- Date: 21 June – 4 July
- Edition: 96th
- Category: Grand Slam
- Draw: 128S/64D/48XD
- Prize money: £593,366
- Surface: Grass
- Location: Church Road SW19, Wimbledon, London, United Kingdom
- Venue: All England Lawn Tennis and Croquet Club

Champions

Men's singles
- Jimmy Connors

Women's singles
- Martina Navratilova

Men's doubles
- Peter McNamara / Paul McNamee

Women's doubles
- Martina Navratilova / Pam Shriver

Mixed doubles
- Kevin Curren / Anne Smith

Boys' singles
- Pat Cash

Girls' singles
- Catherine Tanvier

Boys' doubles
- Pat Cash / John Frawley

Girls' doubles
- Penny Barg / Beth Herr
| Wimbledon Championships |

= 1982 Wimbledon Championships =

The 1982 Wimbledon Championships was a tennis tournament played on grass courts at the All England Lawn Tennis and Croquet Club in Wimbledon, London in the United Kingdom. The tournament ran from 21 June until 4 July. It was the 96th staging of the Wimbledon Championships, and the second Grand Slam tennis event of 1982.

==Prize money==
The total prize money for 1982 championships was £593,366. The winner of the men's title earned £41,664 while the women's singles champion earned £37,500.

| Event | W | F | SF | QF | Round of 16 | Round of 32 | Round of 64 | Round of 128 |
| Men's singles | £41,667 | £20,833 | £10,417 | £5,278 | £3,056 | £1,667 | £972 | £556 |
| Women's singles | £37,500 | £18,875 | £9,125 | £4,222 | £2,445 | £1,300 | £755 | £428 |
| Men's doubles * | £16,666 | £8,834 | £4,166 | £1,666 | £834 | £278 | £140 | — |
| Women's doubles * | £14,450 | £7,226 | £3,332 | £1,332 | £620 | £200 | £100 | — |
| Mixed doubles * | £6,750 | £3,400 | £1,700 | £800 | £400 | £0 | £0 | — |

_{* per team}

==Champions==

===Seniors===

====Men's singles====

USA Jimmy Connors defeated USA John McEnroe, 3–6, 6–3, 6–7^{(2–7)}, 7–6^{(7–5)}, 6–4
- It was Connors's 6th career Grand Slam title and his 2nd and last Wimbledon title.

====Women's singles====

USA Martina Navratilova defeated USA Chris Evert Lloyd, 6–1, 3–6, 6–2
- It was Navratilova's 15th career Grand Slam title and her 3rd Wimbledon title.

====Men's doubles====

AUS Peter McNamara / AUS Paul McNamee defeated USA Peter Fleming / USA John McEnroe, 6–3, 6–2
- It was McNamara's 3rd and last career Grand Slam title and his 2nd Wimbledon title. It was McNamee's 3rd career Grand Slam title and his 2nd and last Wimbledon title.

○ ○ ○ ○ ○

Short problem - Please answer from the 1982 Wimbledon Championships page: whom did Martina Navratilova defeat to win the women's singles title?

Items listed in a dataset -
○ ○ ○ ○ ○

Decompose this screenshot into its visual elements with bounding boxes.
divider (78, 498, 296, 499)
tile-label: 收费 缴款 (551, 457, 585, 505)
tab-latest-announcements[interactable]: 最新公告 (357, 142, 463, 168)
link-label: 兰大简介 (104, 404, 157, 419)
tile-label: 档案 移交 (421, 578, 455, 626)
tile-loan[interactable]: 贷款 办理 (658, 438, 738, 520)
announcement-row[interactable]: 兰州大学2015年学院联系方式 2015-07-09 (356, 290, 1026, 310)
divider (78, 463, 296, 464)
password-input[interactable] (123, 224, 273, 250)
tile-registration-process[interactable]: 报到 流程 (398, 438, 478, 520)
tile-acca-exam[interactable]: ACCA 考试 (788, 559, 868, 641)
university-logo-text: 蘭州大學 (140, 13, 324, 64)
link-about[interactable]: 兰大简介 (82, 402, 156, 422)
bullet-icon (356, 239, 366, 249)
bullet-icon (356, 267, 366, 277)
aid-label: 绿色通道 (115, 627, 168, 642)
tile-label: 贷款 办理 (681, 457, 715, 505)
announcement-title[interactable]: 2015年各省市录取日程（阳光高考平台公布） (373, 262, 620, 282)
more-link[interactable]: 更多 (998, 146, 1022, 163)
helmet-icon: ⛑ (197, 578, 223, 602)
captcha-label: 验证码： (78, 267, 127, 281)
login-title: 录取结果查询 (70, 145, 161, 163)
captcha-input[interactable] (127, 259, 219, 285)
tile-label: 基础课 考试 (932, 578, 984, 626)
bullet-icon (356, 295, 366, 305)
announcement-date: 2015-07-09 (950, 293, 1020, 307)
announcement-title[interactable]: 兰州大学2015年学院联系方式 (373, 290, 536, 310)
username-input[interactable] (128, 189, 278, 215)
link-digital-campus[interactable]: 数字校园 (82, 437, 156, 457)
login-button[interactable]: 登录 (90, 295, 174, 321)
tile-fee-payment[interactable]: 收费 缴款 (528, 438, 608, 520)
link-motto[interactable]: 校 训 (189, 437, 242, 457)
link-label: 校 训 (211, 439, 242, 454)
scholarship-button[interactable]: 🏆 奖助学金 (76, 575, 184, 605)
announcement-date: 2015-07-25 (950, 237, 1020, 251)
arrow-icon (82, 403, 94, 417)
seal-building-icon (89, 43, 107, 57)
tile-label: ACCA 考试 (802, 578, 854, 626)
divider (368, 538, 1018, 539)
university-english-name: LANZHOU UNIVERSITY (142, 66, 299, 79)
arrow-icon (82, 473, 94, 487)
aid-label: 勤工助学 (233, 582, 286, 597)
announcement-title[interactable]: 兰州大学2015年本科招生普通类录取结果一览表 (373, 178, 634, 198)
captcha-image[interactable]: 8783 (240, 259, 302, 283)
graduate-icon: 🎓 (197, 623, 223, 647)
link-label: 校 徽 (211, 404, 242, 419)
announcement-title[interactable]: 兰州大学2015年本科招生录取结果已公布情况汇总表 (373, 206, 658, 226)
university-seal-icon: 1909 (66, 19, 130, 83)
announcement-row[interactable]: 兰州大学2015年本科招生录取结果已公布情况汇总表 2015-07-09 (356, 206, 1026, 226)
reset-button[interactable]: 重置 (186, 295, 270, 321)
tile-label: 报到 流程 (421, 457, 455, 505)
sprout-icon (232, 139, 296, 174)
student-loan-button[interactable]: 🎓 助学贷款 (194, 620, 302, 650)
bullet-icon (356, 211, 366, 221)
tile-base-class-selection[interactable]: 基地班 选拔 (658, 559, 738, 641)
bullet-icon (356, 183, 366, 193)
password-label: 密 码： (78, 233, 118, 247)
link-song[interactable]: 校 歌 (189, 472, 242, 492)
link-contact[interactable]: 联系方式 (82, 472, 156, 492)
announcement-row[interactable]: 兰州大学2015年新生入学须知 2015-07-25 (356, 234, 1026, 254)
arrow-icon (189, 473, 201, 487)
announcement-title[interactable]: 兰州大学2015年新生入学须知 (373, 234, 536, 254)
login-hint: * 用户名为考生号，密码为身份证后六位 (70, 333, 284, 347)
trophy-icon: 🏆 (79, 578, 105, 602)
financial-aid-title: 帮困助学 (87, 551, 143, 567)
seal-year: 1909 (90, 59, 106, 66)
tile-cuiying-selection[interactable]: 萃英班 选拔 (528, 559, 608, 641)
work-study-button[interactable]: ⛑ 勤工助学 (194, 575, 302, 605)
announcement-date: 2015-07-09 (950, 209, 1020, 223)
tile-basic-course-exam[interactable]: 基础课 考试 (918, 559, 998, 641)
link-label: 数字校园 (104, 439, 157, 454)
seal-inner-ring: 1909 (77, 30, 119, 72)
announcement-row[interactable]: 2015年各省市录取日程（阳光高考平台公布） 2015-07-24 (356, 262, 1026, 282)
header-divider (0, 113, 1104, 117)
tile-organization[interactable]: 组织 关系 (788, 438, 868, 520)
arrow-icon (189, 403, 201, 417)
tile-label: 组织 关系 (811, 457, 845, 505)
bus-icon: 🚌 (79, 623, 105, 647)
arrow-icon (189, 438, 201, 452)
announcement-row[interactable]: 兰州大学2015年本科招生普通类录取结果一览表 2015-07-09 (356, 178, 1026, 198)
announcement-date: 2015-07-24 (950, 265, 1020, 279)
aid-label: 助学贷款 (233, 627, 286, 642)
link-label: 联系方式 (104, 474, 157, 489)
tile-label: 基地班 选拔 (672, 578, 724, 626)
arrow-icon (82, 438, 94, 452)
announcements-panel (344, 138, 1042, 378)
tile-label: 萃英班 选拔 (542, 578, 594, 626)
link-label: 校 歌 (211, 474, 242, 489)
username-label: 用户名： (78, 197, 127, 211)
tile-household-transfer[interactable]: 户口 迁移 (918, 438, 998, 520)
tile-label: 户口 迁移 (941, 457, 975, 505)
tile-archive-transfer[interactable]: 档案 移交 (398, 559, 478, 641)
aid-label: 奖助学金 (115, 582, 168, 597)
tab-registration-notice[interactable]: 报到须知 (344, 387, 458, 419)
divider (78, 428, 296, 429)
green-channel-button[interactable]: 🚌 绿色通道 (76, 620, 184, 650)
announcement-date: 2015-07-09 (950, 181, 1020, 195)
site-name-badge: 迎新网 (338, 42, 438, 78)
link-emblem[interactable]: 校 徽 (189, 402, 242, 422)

○ ○ ○ ○ ○

Correct output - Chris Evert Lloyd